(Collection entries)
_ _ _ _ _ _ _

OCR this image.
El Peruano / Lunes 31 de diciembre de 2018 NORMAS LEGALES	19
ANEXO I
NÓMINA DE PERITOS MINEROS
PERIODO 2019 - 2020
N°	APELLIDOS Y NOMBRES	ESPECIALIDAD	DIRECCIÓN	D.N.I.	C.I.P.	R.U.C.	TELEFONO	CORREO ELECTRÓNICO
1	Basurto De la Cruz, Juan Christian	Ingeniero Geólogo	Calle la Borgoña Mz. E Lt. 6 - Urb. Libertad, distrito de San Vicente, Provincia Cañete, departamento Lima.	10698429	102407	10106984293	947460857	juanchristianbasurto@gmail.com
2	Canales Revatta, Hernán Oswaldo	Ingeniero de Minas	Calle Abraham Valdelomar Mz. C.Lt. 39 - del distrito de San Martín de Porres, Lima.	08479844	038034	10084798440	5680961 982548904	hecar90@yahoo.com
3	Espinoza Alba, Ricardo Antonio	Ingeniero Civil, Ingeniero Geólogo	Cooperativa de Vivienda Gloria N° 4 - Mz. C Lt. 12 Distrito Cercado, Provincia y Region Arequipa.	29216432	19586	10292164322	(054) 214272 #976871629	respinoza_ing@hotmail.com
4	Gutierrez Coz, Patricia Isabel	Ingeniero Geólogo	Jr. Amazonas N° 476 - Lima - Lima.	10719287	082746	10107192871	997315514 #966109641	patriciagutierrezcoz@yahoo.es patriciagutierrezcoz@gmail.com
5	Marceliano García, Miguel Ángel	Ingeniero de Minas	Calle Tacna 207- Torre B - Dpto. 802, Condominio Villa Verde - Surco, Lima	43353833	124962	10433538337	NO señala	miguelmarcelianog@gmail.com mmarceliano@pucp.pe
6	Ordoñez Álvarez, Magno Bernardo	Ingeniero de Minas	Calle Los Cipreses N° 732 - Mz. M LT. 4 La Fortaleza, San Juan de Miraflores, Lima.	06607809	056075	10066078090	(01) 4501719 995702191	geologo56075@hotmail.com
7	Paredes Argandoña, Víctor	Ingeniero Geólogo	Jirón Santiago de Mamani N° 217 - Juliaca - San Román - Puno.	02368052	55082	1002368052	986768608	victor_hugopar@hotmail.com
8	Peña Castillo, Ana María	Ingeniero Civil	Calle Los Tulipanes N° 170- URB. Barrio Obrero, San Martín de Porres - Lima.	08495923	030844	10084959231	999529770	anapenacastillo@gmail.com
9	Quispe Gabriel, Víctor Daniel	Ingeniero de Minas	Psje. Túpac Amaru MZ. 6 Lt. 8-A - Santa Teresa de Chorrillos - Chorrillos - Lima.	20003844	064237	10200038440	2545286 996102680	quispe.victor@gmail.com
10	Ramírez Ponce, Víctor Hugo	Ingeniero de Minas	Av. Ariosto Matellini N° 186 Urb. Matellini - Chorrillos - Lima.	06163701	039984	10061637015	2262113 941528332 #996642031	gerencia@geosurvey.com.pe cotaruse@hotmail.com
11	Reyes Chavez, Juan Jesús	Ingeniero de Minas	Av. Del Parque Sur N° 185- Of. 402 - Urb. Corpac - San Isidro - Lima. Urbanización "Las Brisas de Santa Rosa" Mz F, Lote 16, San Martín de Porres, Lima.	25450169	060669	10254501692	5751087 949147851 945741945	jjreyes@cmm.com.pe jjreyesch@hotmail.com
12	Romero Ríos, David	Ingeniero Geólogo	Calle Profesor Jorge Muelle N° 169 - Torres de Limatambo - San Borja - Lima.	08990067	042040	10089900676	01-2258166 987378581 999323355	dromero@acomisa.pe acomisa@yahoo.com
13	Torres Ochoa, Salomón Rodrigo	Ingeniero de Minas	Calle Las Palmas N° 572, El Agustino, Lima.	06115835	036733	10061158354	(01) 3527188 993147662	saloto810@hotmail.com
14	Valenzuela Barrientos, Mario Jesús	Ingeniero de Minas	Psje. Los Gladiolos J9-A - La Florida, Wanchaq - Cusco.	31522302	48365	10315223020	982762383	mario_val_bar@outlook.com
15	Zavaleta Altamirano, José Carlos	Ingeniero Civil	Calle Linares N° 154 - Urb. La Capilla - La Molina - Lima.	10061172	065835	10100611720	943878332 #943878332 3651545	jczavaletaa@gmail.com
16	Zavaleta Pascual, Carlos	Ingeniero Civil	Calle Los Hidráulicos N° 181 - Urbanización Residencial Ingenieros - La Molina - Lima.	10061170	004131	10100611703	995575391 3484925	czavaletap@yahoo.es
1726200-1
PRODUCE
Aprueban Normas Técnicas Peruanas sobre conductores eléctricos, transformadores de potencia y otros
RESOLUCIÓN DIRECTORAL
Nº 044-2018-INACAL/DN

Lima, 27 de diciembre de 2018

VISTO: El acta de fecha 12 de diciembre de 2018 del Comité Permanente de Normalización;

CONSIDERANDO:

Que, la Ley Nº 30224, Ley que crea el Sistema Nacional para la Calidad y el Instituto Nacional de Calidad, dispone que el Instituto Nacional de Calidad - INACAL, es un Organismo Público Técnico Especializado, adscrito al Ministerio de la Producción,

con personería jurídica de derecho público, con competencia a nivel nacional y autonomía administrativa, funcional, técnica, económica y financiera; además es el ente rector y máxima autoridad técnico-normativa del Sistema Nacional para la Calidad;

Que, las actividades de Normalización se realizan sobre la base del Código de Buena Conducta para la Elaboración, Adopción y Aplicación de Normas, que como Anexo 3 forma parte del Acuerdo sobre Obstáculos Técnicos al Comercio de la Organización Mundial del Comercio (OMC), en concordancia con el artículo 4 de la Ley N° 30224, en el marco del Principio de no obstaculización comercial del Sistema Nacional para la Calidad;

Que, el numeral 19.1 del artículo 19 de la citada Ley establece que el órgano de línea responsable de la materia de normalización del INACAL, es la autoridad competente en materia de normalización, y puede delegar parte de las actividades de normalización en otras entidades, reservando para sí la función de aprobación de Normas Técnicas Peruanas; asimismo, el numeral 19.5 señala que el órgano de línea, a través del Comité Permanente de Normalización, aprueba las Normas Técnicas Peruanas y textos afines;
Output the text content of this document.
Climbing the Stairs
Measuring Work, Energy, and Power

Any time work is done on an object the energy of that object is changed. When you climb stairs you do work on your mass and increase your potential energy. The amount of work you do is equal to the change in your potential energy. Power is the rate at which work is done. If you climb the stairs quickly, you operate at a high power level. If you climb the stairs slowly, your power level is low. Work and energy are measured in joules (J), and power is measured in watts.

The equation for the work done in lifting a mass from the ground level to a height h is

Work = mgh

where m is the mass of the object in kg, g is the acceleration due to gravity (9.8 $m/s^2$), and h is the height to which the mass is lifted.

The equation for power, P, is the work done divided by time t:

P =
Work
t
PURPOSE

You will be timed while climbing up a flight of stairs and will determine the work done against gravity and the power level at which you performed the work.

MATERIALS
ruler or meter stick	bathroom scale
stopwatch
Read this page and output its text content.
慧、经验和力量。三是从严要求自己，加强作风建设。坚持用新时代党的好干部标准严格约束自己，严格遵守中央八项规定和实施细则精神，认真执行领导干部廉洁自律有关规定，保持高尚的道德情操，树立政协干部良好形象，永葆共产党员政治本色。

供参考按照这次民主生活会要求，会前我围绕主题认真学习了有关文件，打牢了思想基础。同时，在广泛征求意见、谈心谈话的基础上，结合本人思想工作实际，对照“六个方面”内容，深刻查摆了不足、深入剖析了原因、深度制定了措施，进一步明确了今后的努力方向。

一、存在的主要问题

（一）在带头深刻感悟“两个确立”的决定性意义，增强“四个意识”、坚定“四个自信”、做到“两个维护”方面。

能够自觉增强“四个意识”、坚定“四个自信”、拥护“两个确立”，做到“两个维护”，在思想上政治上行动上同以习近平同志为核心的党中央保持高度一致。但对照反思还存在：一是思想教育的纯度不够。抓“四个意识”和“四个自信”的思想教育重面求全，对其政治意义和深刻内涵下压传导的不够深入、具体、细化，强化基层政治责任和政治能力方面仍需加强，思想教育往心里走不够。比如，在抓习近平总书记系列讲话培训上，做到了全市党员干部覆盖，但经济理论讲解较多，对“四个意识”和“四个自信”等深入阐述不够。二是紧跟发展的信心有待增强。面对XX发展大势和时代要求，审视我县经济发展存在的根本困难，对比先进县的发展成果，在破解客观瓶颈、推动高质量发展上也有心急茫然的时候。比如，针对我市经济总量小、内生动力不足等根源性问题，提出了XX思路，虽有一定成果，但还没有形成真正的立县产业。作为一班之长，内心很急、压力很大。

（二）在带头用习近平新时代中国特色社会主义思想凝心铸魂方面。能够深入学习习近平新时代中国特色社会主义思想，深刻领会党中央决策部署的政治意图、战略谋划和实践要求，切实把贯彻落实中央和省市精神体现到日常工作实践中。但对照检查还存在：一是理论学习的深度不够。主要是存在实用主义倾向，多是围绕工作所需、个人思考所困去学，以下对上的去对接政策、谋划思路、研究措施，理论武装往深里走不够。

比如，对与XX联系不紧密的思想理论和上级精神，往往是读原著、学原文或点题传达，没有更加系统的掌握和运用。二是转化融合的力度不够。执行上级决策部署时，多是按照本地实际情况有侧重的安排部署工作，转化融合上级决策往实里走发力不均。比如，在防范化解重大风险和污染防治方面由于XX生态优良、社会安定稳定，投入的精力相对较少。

_ _ _ _ _ _ _

◆ What is expected ◆
Return each line of the data that contains the string "Zavaleta".

◆ The completed task ◆
15	Zavaleta Altamirano, José Carlos	Ingeniero Civil	Calle Linares N° 154 - Urb. La Capilla - La Molina - Lima.	10061172	065835	10100611720	943878332 #943878332 3651545	jczavaletaa@gmail.com
16	Zavaleta Pascual, Carlos	Ingeniero Civil	Calle Los Hidráulicos N° 181 - Urbanización Residencial Ingenieros - La Molina - Lima.	10061170	004131	10100611703	995575391 3484925	czavaletap@yahoo.es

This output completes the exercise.